Instructions for the task: Where a line of the material contains the string "JSON", copy that line.

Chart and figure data
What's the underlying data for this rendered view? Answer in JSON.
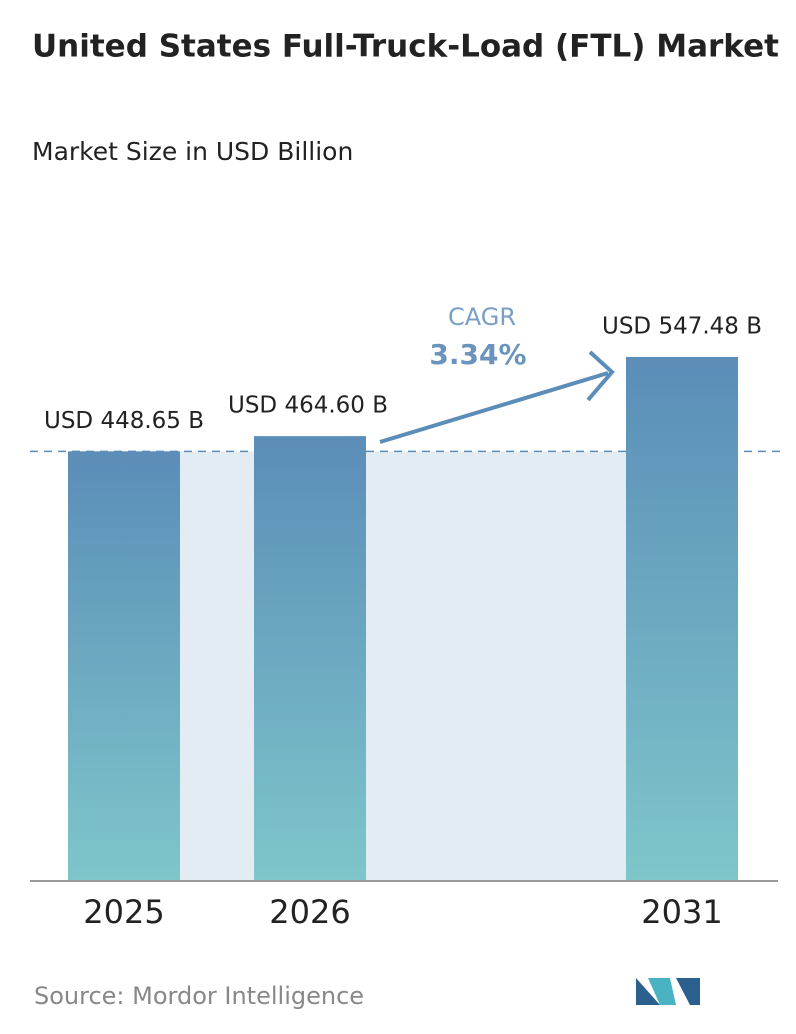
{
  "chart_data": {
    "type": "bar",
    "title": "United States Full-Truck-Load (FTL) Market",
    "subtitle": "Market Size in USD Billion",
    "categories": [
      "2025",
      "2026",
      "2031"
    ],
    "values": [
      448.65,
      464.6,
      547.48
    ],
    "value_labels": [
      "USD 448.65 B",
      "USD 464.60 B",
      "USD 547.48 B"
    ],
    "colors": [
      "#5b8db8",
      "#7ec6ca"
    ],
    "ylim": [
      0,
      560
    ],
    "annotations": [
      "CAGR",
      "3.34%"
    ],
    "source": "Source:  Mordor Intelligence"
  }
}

==

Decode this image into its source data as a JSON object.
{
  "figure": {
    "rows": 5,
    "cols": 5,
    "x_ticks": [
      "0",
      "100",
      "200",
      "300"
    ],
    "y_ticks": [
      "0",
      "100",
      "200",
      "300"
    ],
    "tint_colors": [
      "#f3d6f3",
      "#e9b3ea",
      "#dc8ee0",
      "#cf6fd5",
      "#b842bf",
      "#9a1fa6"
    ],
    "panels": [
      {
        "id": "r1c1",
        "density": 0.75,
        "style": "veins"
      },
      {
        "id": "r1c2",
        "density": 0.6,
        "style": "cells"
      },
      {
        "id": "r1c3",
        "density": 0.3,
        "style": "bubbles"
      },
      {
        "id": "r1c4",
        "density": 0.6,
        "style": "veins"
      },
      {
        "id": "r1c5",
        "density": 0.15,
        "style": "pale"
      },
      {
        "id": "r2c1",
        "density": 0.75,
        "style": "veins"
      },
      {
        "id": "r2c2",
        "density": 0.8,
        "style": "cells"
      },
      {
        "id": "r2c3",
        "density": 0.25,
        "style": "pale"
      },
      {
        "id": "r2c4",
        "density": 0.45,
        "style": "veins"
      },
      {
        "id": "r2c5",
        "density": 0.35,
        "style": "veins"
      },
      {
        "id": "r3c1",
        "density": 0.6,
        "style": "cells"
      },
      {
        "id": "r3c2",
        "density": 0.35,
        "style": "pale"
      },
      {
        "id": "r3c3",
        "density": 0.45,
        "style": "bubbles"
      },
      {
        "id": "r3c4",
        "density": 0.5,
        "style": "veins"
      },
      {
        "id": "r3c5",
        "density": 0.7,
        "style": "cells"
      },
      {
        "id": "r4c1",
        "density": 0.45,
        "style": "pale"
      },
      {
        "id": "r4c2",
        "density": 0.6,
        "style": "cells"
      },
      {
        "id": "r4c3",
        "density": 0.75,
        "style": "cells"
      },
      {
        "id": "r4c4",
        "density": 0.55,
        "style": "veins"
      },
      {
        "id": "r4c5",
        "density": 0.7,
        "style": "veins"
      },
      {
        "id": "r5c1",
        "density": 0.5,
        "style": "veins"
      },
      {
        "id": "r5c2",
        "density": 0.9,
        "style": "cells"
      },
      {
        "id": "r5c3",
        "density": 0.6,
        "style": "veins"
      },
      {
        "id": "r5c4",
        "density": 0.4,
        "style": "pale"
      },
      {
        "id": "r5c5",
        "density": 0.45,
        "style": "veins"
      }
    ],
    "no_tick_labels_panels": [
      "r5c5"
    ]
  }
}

Completed exercise:
What's the underlying data for this rendered view? Answer in JSON.
Decode this image into its source data as a JSON object.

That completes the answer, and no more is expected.